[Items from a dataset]
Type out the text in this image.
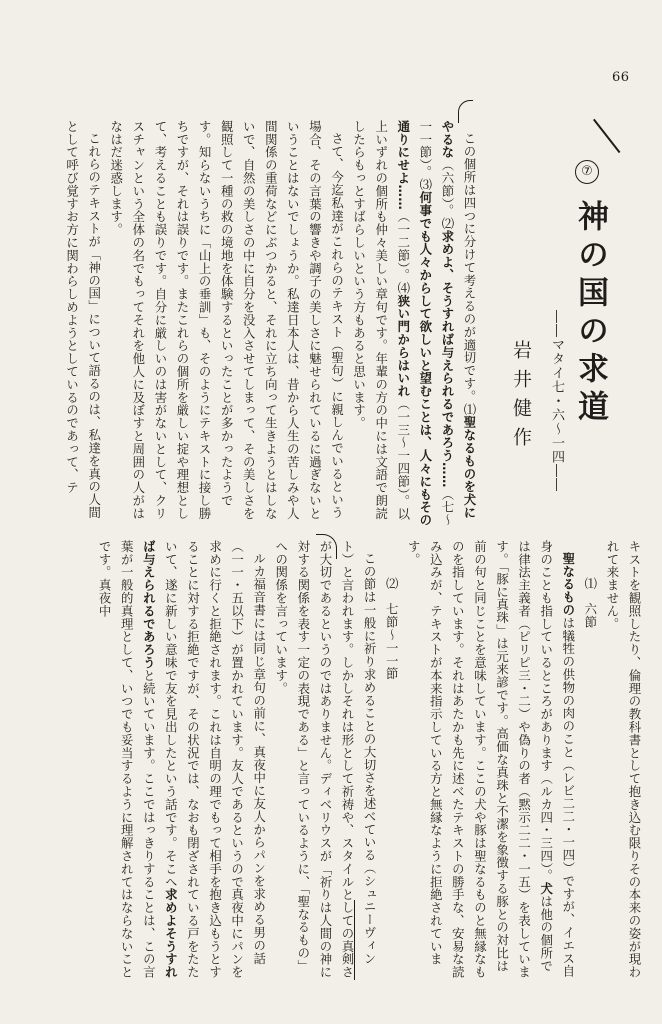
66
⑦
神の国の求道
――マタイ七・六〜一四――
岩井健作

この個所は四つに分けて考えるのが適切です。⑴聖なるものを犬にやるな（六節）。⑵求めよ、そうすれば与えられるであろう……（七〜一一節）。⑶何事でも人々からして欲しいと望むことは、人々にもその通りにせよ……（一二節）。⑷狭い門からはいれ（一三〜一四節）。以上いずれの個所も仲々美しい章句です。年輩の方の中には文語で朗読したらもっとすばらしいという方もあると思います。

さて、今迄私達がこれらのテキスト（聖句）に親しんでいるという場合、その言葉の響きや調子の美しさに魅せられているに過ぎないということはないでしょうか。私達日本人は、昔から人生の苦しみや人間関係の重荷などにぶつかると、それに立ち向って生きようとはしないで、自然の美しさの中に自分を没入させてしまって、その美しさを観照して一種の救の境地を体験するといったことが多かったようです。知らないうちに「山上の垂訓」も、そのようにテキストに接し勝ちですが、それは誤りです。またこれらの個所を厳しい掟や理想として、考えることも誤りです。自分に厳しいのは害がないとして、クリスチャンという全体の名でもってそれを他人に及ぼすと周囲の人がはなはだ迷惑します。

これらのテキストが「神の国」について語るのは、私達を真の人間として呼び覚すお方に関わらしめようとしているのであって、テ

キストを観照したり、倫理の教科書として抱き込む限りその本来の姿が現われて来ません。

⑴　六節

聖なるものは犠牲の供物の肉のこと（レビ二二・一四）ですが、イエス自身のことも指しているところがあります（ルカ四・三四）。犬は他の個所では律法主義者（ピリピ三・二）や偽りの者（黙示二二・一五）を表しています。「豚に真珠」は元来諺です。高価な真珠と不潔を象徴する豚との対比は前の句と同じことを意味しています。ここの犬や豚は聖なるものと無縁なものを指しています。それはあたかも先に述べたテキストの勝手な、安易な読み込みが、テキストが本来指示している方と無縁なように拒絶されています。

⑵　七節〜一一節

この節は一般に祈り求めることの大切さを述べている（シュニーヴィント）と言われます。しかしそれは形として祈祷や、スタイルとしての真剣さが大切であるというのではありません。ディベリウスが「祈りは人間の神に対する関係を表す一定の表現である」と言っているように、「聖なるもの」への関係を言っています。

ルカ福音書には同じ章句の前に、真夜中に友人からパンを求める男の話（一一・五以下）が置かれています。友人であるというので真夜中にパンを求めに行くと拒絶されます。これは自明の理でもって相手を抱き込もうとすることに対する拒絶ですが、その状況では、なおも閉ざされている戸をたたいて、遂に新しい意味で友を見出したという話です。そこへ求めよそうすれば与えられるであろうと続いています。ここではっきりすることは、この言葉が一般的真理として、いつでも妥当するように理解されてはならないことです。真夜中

--

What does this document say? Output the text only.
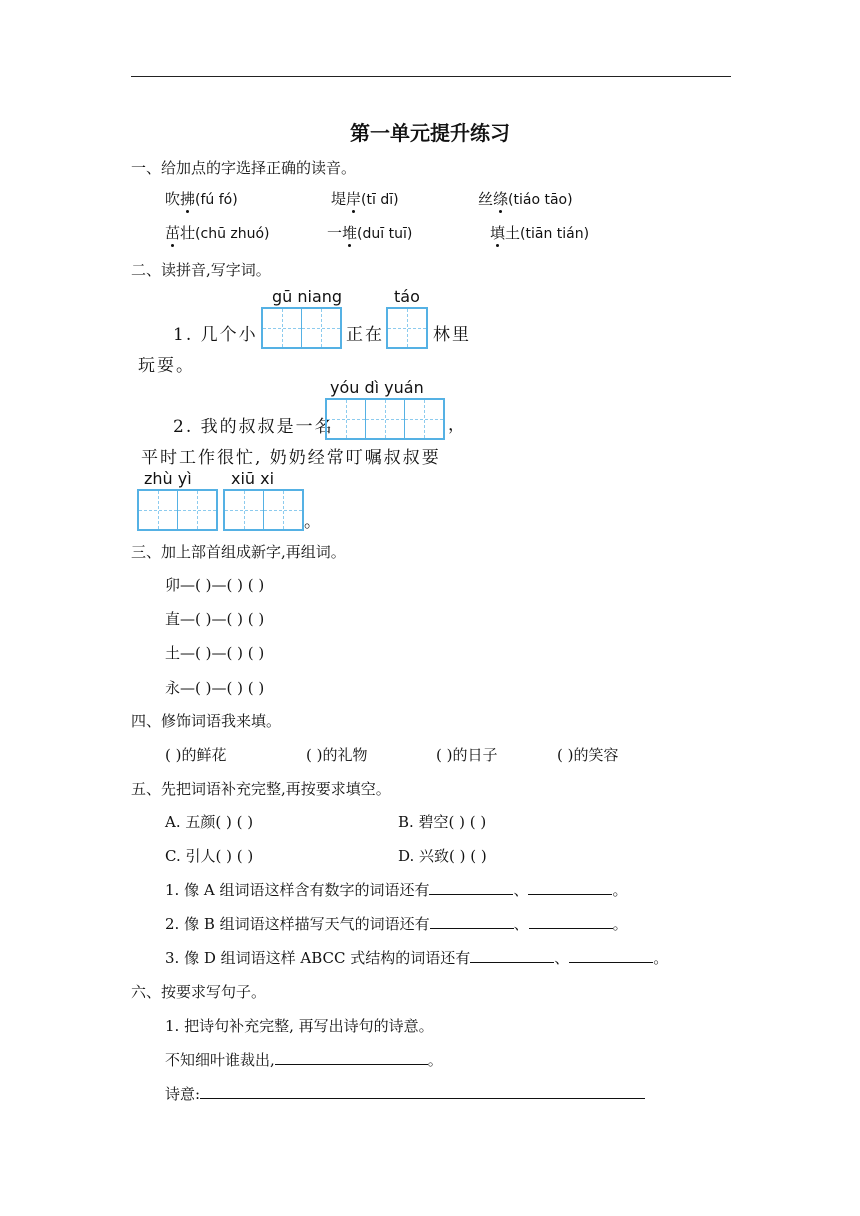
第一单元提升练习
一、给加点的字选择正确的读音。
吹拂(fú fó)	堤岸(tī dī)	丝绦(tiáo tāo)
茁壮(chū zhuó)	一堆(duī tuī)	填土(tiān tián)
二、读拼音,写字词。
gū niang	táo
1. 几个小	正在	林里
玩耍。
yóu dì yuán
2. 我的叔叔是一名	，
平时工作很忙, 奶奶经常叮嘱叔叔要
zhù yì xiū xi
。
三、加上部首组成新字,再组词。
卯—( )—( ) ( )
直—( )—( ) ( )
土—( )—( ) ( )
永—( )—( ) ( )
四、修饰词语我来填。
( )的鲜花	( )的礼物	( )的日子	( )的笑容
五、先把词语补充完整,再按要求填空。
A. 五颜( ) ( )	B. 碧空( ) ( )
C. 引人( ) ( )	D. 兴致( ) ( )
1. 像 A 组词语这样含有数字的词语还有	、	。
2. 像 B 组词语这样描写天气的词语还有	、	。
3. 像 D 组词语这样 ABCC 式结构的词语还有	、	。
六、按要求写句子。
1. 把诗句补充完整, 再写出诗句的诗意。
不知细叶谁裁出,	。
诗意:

Aim of the task
Extract all lines from the data in which "text" is found.

Reply
Type out the text in this image.
What does this document say? Output the text only.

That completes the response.